*Your objective*. Pick out each line containing the string "recycle" and copy it.

-- START Dataset entries --

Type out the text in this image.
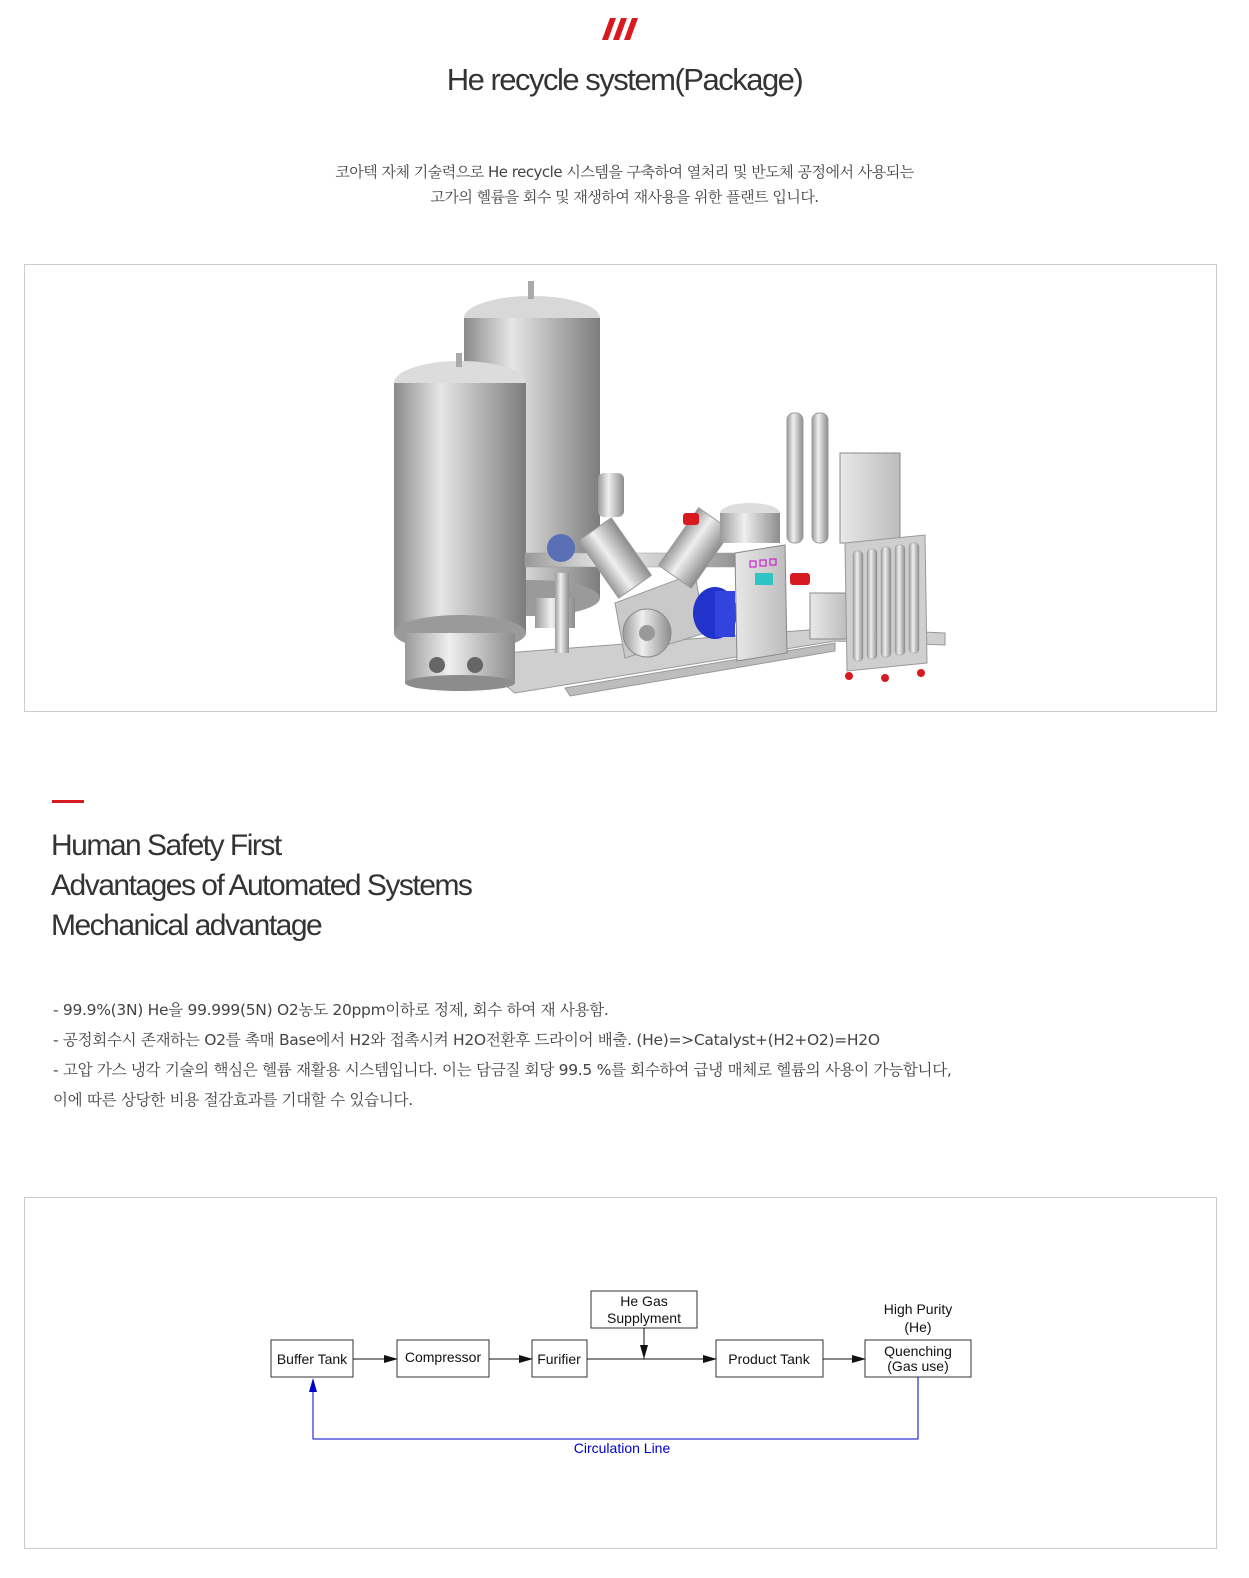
He recycle system(Package)
코아텍 자체 기술력으로 He recycle 시스템을 구축하여 열처리 및 반도체 공정에서 사용되는
고가의 헬륨을 회수 및 재생하여 재사용을 위한 플랜트 입니다.
Human Safety First
Advantages of Automated Systems
Mechanical advantage
- 99.9%(3N) He을 99.999(5N) O2농도 20ppm이하로 정제, 회수 하여 재 사용함.
- 공정회수시 존재하는 O2를 촉매 Base에서 H2와 접촉시켜 H2O전환후 드라이어 배출. (He)=>Catalyst+(H2+O2)=H2O
- 고압 가스 냉각 기술의 핵심은 헬륨 재활용 시스템입니다. 이는 담금질 회당 99.5 %를 회수하여 급냉 매체로 헬륨의 사용이 가능합니다,
이에 따른 상당한 비용 절감효과를 기대할 수 있습니다.
Buffer Tank	Compressor	Furifier
He Gas
Supplyment
Product Tank	Quenching
(Gas use)
High Purity
(He)
Circulation Line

-- END Dataset entries --

*Solved problem*.
He recycle system(Package)
코아텍 자체 기술력으로 He recycle 시스템을 구축하여 열처리 및 반도체 공정에서 사용되는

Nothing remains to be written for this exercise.